> _PROBLEMS TO WORK ON_
**1)** Please translate this sentence from the knife review into Spanish: "It’s the one I should have got in the first place, too."
**2)** Carry on writing the knife review from the point where it stops.

> _READING PASSAGE_
# Review: Hitohira Tanaka Yohei Blue #1



## ModRQC (Feb 23, 2021)

This is a third Y. Tanaka for me. It’s the one I should have got in the first place, too. Back when I purchased the first in 210mm, even the prices for that length in White steel from him I found pretty steep – let alone prices for 240mm Blue #1. When I purchased the second one however, some amount of money was involved similar to prices for the more basic Blue #1 iterations – but I thought the workhorse grind of the Kawamura/Y. Tanaka 260mm would be nicer to have instead. Well it was nice – perfectly ground powerful wide bevel very thin behind the edge from Nomura-San – but 243/54 232g was just too much blade for me to feel fully comfortable with. So I knew it did no good circling around the one I wanted anymore. Just had to decide which iteration to buy. Ultimately decided to buy new; nice offers went along on BST with me passing despite my eagerness to save a hundred bucks.

I almost went for the Kurouchi Kyuzo directly from Hitohira Japan – slightly beefier blade, nicer handle, and I never tried the Kyuzo grind which is quite lovely. Just wasn’t sure if I wanted my Tanaka to be of the wide bevel kind. If one thing, my first from Takada No Hamono was one of the nicest grinds I had ever worked with – and the Yohei was much more of this ballpark. Especially where the KKF consensus seemed to be inclined to identify Yohei as Takada, indeed.

Knife findings
Kono Fujiyama FT Sharpener Revealed?

Or as so simply put in the Unpopular Opinions thread…
Unpopular opinions

It may prove interesting to take my review of the Takada into account as this one unravels...
Show your newest knife buy
… but for the gist of this present discussion, I want not just to repeat, but actually add to the association with yet another idea: after seeing many iterations of choil smoothing, I would sure say most are of a generic kind (a means to an end, simply rounded or roughly eased), but the “high-vaulted” variation on the Takada No Hamono or Yohei is particular, has somewhat of a signature to it.

> _DATASET EXTRACT_
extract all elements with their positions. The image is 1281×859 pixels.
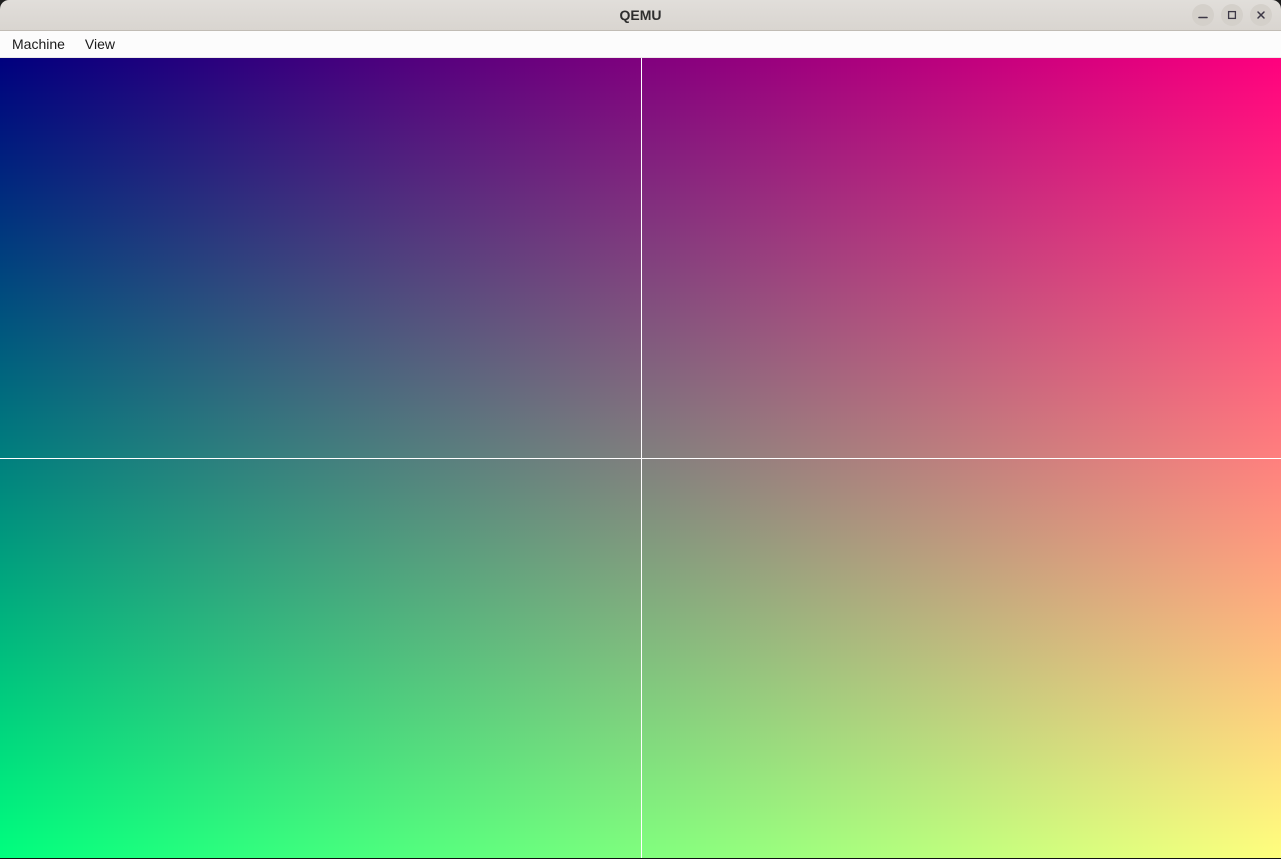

> _ANSWERS TO THE PROBLEMS_
**1)** También es el que debería haber comprado desde el principio.

**2)**
I don’t want to delve into the identity of Hitohira sharpeners as much as explain why I decided I would give Takada as the sharpener of this Yohei in the specs grid. I find the prototype – a speedier half-version of it – of such choil work also on my Konosuke HD2. Not saying Takada does those too: possibly more a matter of who taught who, who learned where, and other possible correlations in the Sakai trade, but I also see similarities with Kono’s grind. Ashi Hamono could be central to such teachings, since we can be sure Mitsuaki Takada is a factor for such choil smoothing and such grinds, and does it awesomely. We also know for a fact that he left Ashi to start his own business – meaning he sure at least thought he’d get enough work of his own. Yohei is Takada is a given for me. As for the Kono HD2 it’s a wild guess.


----------



## ModRQC (Feb 23, 2021)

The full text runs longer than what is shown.